─── Source records ───
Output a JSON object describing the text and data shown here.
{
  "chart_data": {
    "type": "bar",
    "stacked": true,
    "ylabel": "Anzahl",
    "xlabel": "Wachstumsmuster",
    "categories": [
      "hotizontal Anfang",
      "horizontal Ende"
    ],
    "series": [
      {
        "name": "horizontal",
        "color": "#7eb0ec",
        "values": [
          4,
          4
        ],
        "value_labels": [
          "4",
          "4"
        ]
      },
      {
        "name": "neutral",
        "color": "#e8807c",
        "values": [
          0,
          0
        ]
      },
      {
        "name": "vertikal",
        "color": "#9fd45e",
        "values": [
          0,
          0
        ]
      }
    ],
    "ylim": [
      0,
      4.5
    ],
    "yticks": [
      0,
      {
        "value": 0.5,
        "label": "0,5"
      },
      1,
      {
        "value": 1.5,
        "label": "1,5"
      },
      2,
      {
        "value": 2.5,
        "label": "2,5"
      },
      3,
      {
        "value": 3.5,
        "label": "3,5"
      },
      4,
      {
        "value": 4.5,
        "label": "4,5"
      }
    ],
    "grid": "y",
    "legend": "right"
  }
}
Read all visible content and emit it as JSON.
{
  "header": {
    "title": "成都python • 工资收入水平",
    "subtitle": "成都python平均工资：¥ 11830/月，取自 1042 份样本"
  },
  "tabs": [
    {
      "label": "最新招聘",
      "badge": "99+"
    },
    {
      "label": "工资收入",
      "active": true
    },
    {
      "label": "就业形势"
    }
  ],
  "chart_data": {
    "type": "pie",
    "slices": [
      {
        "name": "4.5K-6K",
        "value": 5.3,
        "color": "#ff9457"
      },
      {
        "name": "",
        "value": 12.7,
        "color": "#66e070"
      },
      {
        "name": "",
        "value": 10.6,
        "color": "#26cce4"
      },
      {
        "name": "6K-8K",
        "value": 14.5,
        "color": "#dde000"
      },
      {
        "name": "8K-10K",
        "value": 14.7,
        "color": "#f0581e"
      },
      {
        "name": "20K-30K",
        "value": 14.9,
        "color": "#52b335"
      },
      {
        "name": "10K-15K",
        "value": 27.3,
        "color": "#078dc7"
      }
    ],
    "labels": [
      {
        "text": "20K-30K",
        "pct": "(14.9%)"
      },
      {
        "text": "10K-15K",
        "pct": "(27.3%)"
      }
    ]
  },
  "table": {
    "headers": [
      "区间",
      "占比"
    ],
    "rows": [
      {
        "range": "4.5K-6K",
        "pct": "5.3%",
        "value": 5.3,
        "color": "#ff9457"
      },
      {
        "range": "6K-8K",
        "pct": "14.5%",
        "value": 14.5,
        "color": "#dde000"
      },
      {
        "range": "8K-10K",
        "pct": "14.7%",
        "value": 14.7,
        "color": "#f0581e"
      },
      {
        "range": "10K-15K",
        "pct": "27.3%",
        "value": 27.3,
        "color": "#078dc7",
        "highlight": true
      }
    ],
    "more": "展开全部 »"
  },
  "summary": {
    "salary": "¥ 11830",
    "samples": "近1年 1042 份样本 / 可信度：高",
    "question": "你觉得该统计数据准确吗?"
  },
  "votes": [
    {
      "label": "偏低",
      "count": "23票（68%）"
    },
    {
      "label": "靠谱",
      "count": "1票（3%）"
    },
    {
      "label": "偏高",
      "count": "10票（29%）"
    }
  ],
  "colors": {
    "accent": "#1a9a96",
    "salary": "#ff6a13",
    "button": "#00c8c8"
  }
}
───
Task to complete = State the count of lines in the data holding the word "true", adding nothing to it.

Output = 3